[begin ENTRIES PROVIDED]

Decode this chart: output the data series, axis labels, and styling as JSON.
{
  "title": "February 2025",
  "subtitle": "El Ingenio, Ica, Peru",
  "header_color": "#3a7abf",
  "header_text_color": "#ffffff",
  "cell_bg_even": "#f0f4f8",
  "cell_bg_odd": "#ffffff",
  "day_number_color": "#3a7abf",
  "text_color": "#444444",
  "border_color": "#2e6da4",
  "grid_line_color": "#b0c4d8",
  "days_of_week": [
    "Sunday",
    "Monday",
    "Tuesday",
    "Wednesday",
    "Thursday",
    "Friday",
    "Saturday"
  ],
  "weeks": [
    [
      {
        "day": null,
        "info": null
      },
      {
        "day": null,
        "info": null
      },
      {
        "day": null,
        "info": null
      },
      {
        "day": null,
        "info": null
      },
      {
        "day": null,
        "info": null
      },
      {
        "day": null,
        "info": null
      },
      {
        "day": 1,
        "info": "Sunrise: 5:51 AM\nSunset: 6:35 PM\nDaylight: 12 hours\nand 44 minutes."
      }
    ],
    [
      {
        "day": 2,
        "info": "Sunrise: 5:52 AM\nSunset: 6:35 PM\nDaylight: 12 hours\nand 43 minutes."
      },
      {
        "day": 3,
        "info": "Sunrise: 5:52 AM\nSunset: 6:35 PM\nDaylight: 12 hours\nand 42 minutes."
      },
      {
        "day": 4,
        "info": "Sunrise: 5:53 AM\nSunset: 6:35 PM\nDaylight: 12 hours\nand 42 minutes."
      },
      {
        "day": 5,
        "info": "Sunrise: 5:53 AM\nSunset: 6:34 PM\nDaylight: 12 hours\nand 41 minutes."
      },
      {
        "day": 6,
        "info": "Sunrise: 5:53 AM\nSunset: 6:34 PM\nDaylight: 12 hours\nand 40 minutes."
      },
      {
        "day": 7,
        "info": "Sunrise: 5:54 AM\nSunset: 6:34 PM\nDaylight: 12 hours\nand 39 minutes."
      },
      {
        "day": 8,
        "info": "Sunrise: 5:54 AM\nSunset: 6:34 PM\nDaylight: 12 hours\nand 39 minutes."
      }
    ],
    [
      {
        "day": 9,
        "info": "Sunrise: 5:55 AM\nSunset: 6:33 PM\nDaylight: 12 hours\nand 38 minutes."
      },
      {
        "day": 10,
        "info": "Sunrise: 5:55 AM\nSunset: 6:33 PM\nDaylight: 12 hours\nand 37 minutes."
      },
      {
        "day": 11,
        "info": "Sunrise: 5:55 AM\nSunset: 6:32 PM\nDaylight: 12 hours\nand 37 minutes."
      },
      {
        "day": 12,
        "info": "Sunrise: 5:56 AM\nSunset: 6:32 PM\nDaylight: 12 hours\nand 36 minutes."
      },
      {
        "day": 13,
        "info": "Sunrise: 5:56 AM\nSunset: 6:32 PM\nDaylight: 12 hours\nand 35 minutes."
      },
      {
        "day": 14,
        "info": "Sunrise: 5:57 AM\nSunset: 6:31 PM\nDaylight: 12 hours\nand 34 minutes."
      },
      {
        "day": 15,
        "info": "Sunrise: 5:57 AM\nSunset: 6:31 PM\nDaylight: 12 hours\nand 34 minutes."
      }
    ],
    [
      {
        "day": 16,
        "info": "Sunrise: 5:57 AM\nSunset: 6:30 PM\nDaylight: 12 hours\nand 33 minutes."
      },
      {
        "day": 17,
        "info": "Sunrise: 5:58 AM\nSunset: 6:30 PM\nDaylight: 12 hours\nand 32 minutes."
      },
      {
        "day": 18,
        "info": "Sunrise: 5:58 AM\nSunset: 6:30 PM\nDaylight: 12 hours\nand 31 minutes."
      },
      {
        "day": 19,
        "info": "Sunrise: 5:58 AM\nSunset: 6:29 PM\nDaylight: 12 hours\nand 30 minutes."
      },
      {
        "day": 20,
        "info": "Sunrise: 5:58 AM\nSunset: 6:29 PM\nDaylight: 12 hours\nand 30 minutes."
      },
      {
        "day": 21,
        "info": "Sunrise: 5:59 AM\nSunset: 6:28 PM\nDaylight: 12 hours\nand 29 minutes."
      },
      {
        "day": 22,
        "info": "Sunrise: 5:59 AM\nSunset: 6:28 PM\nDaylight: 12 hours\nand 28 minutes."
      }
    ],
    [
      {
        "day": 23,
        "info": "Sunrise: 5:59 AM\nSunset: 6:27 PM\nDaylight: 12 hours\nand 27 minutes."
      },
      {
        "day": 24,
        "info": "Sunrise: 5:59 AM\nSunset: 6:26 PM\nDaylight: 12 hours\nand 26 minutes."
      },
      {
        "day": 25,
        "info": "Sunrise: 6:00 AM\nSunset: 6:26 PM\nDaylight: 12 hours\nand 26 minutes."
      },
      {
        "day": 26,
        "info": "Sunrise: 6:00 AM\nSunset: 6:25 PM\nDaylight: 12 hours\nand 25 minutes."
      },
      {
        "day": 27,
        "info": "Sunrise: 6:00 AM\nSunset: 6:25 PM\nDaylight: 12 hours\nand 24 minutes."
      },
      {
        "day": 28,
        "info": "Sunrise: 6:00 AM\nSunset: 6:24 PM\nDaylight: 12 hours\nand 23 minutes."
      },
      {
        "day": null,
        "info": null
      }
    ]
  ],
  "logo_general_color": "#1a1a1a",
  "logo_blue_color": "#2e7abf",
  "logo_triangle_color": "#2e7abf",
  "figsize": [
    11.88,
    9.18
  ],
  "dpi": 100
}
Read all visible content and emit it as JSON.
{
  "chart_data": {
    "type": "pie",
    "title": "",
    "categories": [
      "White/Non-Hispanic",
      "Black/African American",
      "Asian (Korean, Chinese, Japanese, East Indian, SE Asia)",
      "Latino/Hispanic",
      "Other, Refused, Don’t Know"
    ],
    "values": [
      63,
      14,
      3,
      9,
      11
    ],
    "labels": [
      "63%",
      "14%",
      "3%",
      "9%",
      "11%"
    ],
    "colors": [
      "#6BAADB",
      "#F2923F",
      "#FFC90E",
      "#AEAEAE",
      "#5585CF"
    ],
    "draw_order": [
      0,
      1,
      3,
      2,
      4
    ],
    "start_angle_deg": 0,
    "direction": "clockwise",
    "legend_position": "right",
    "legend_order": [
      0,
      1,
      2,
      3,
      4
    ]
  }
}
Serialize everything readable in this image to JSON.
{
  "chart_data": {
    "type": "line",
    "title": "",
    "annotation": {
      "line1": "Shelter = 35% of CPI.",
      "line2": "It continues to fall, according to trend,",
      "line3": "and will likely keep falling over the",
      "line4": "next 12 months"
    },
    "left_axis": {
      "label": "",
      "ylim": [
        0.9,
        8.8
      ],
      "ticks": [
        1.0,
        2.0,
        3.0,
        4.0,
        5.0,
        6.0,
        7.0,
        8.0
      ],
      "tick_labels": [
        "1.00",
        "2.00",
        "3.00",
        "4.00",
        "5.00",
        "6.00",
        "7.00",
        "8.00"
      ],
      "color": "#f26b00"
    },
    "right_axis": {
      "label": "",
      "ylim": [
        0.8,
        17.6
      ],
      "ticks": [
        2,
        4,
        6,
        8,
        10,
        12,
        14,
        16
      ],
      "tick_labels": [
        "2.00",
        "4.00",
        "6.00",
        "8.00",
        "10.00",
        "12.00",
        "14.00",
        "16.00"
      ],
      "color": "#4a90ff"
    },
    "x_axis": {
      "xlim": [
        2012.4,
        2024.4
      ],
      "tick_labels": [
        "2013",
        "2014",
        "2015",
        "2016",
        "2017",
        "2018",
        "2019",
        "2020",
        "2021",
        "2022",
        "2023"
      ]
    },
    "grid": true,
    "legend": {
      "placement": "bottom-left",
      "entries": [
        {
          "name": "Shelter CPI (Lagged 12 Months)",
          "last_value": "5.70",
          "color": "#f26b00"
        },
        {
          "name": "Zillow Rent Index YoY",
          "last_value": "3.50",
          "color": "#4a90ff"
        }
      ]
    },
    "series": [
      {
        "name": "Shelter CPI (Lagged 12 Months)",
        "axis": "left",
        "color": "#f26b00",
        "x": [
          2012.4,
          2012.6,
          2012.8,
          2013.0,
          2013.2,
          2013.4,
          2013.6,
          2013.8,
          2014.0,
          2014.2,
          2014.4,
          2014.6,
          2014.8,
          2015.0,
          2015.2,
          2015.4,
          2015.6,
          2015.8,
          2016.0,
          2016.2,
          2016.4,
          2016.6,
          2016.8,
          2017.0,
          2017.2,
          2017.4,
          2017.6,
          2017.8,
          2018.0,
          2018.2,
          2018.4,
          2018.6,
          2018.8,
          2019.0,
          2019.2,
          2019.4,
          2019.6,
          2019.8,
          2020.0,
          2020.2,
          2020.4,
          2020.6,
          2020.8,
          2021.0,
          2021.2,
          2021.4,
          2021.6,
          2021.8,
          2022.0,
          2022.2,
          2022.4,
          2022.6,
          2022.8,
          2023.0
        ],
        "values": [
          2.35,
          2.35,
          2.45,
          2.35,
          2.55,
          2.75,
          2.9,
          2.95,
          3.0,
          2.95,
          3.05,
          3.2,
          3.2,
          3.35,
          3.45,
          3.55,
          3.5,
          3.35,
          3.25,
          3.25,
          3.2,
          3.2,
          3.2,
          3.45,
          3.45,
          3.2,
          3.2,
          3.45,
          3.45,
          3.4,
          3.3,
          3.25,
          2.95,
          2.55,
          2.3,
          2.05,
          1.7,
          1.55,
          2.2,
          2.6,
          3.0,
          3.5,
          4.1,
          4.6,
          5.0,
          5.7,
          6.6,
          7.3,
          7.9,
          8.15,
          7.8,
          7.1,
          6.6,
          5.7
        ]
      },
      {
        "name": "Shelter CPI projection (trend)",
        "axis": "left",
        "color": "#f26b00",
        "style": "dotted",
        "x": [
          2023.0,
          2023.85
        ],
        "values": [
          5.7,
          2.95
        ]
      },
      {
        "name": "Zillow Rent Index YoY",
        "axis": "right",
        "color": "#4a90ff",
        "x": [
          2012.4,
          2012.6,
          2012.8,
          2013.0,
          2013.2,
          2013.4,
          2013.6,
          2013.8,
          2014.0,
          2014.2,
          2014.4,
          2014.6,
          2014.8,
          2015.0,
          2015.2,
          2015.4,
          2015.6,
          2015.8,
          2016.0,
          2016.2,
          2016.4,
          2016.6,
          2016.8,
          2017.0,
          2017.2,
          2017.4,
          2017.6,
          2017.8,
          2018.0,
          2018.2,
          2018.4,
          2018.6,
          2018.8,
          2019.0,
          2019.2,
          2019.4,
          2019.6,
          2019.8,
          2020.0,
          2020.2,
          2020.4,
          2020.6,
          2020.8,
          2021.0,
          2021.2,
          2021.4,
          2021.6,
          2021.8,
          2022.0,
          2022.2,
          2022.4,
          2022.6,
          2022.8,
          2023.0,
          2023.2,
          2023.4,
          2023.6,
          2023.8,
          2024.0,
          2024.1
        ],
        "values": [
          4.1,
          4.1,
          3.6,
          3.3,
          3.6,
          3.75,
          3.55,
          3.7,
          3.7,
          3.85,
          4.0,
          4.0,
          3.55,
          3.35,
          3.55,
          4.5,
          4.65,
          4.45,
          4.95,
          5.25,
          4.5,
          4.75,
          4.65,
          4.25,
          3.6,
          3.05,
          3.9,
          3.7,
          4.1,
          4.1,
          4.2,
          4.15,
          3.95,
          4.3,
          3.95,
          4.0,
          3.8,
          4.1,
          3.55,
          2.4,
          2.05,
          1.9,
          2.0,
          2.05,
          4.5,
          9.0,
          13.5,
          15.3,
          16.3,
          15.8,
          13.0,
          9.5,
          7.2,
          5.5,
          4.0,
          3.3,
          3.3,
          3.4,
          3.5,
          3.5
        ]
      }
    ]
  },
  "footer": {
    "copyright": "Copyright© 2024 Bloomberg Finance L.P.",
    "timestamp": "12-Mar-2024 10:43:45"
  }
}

[end ENTRIES PROVIDED]

§ WHAT TO PRODUCE
Return every line from the records above that holds the word "JSON".

§ WRITTEN REPLY
Decode this chart: output the data series, axis labels, and styling as JSON.
Read all visible content and emit it as JSON.
Serialize everything readable in this image to JSON.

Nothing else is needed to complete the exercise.